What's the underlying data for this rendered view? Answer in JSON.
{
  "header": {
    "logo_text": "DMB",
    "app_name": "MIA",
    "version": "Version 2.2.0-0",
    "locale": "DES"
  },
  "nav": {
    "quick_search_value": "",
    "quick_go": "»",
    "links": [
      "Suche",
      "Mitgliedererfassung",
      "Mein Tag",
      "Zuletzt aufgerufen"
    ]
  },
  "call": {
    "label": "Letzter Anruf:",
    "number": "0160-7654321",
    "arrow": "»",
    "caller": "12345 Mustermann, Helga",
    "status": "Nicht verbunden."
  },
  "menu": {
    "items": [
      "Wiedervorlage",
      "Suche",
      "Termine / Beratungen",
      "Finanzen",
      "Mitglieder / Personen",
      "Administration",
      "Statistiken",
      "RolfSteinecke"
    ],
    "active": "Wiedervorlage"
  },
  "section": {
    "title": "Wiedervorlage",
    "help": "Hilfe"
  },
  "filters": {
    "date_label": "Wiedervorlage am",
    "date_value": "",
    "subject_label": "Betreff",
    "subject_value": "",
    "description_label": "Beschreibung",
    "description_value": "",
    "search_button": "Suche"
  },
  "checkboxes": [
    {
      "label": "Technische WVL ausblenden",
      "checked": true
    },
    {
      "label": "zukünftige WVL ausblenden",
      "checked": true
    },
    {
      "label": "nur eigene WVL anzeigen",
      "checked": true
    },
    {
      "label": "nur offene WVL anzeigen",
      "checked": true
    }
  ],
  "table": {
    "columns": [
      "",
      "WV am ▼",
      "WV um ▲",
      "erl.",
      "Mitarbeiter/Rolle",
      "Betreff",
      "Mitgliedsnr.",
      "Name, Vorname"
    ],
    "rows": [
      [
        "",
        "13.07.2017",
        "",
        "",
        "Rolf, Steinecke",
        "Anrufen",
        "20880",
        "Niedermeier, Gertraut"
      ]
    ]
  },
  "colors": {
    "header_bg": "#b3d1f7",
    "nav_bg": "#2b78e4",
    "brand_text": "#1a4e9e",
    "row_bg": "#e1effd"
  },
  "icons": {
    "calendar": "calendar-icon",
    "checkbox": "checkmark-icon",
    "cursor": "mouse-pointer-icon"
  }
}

- _Written instruction_: Report all lines of the material that contain the word "Wiedervorlage".

- _Solution for this problem_:
      "Wiedervorlage",
    "active": "Wiedervorlage"
    "title": "Wiedervorlage",
    "date_label": "Wiedervorlage am",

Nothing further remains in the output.